TASK DIRECTIONS:
List the lines of this listing that hold the word "правосторонний".

(Data records)
%%

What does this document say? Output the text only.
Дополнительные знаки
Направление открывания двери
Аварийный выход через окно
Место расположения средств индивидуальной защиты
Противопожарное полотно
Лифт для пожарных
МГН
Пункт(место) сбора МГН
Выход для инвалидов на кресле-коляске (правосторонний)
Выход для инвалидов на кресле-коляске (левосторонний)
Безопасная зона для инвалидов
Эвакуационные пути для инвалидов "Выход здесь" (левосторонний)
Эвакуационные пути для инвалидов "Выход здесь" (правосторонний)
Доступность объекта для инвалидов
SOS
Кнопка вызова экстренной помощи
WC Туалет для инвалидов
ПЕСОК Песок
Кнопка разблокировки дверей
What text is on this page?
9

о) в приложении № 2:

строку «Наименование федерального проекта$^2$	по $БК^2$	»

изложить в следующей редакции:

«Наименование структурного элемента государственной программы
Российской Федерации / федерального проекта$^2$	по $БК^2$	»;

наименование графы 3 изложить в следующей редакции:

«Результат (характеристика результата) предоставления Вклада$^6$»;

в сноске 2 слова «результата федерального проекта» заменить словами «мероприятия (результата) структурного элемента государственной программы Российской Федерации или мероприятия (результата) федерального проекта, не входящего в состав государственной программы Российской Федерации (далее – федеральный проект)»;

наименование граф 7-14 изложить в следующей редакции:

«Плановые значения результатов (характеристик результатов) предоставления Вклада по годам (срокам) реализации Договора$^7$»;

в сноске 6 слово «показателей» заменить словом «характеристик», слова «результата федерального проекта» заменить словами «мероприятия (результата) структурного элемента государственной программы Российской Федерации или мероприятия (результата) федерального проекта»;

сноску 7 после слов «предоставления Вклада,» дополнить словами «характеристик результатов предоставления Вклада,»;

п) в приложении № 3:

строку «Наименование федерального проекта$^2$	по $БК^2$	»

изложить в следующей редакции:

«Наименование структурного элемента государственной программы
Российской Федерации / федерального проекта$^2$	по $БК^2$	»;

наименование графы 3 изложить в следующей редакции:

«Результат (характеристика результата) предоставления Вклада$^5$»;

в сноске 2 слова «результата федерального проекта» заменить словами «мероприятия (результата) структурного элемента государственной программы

%%

ANSWER FOR THIS EXERCISE:
Выход для инвалидов на кресле-коляске (правосторонний)
Эвакуационные пути для инвалидов "Выход здесь" (правосторонний)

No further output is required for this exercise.